» What the task requires
From the listing below, count the lines where the string "Institute" occurs. Give the number, with no other words.

» Provided data
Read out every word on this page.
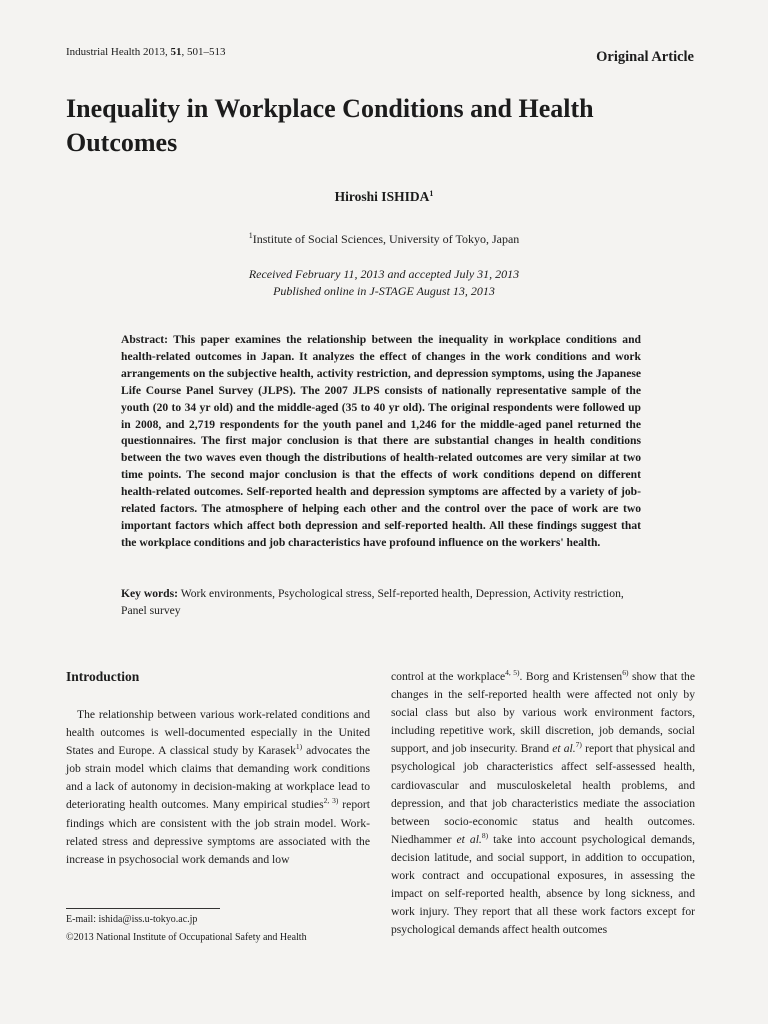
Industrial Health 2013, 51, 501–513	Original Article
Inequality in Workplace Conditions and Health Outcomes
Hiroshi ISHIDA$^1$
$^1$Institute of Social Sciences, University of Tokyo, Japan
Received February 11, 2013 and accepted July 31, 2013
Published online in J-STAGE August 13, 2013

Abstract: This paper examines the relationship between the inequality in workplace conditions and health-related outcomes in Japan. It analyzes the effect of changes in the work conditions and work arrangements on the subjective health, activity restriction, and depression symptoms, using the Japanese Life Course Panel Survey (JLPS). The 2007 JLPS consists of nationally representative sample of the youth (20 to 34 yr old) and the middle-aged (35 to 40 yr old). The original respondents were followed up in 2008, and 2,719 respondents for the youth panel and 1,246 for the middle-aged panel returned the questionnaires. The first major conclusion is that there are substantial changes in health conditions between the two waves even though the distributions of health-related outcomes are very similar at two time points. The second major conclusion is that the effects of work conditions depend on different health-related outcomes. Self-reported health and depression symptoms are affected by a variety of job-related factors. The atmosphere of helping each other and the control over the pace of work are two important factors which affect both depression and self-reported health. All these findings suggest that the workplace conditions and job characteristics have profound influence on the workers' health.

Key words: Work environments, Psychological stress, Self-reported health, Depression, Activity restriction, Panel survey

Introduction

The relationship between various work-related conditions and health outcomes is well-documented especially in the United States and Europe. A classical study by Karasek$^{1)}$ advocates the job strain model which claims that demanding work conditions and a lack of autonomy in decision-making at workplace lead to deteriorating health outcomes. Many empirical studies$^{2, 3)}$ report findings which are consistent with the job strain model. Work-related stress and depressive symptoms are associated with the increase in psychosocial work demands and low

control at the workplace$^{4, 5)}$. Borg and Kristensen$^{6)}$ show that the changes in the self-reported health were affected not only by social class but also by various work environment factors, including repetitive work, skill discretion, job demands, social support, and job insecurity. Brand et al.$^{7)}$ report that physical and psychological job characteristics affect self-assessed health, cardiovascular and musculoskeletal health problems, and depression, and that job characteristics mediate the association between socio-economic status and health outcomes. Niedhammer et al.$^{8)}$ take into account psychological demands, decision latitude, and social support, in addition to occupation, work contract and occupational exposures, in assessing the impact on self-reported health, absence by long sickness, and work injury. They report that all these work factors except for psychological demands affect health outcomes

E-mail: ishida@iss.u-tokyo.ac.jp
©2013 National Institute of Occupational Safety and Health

» Result below
2